── DATASET ENTRIES

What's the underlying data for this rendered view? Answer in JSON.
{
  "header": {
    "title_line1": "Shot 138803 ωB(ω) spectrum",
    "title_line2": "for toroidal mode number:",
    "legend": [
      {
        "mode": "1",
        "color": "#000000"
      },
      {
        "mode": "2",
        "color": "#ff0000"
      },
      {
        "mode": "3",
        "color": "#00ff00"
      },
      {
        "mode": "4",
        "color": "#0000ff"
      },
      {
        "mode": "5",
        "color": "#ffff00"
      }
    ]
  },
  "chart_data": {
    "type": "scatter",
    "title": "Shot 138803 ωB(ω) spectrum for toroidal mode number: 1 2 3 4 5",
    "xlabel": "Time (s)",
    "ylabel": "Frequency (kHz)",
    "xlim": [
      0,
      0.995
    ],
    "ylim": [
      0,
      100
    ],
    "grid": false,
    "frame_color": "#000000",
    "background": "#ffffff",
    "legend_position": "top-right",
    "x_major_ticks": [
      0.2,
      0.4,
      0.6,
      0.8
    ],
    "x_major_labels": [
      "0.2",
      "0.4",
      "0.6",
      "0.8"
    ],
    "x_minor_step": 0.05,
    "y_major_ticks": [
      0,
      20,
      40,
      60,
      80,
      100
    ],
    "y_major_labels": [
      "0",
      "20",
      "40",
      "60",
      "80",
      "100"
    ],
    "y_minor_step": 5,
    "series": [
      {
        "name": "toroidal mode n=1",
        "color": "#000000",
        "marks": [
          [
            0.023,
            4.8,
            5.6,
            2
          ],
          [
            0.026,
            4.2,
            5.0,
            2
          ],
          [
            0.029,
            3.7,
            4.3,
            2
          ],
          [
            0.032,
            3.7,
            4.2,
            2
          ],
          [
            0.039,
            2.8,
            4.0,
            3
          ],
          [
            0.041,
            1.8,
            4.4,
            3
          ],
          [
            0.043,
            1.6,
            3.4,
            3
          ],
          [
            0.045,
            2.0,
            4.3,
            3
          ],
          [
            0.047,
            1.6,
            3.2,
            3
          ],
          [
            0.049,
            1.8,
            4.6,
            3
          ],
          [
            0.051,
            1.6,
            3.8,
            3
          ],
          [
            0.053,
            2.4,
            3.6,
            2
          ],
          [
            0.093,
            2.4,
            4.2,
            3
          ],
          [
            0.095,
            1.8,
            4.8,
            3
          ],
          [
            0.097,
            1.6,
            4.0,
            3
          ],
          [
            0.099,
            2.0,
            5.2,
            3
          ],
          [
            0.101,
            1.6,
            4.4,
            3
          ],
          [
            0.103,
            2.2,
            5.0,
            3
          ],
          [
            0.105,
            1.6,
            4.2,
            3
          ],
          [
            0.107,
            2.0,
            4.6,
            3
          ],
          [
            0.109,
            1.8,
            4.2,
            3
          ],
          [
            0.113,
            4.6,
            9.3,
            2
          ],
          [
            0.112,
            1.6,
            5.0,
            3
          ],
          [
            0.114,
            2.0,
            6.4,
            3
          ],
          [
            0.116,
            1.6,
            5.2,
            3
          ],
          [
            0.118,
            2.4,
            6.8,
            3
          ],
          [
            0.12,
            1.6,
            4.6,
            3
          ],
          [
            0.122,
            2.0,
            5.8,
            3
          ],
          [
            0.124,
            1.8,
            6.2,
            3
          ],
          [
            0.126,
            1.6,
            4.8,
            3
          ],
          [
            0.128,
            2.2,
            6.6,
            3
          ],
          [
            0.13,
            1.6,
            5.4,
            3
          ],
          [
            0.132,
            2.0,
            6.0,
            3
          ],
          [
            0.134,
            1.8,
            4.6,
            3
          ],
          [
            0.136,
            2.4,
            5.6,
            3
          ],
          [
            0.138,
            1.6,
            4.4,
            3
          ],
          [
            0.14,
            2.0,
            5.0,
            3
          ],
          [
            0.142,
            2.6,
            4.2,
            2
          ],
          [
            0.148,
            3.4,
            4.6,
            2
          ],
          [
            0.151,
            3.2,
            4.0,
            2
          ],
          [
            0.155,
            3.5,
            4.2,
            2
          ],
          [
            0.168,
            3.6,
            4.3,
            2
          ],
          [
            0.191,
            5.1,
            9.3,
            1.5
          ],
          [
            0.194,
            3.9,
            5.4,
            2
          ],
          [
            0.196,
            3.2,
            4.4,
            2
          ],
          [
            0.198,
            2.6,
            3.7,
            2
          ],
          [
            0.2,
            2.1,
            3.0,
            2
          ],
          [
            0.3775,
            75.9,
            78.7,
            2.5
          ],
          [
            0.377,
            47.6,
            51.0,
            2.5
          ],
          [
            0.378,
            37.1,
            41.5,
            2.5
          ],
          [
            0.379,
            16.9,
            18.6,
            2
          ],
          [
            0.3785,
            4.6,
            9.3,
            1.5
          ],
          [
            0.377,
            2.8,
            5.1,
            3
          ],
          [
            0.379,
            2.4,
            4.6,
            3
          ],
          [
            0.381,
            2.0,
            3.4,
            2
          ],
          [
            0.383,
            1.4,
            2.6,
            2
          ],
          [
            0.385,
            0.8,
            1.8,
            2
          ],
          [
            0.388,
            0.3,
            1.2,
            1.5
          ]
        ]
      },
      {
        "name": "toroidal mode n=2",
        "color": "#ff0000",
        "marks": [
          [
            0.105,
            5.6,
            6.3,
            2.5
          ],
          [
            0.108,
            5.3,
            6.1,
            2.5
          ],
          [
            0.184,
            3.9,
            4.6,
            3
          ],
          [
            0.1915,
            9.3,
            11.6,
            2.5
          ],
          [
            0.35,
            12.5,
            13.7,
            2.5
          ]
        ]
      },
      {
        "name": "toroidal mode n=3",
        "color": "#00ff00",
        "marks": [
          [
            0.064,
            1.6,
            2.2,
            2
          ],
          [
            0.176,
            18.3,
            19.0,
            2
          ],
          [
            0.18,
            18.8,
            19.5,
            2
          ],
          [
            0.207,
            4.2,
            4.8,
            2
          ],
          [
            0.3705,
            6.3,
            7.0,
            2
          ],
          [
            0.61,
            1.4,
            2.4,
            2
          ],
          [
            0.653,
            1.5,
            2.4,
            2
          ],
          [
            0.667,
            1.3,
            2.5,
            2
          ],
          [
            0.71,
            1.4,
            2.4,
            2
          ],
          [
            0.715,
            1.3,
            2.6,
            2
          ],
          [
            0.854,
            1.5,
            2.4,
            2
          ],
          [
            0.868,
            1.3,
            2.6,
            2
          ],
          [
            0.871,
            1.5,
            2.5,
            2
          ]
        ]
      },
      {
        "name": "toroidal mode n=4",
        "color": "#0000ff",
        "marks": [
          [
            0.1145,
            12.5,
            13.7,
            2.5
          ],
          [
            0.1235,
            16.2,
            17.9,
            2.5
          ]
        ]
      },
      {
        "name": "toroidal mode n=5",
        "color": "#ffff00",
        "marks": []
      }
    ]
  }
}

────

> [STATED GOAL]
Find every line in the records that contains the word "mode"; copy those lines.

> [OUTPUT OF THE TASK]
    "title_line2": "for toroidal mode number:",
        "mode": "1",
        "mode": "2",
        "mode": "3",
        "mode": "4",
        "mode": "5",
    "title": "Shot 138803 ωB(ω) spectrum for toroidal mode number: 1 2 3 4 5",
        "name": "toroidal mode n=1",
        "name": "toroidal mode n=2",
        "name": "toroidal mode n=3",
        "name": "toroidal mode n=4",
        "name": "toroidal mode n=5",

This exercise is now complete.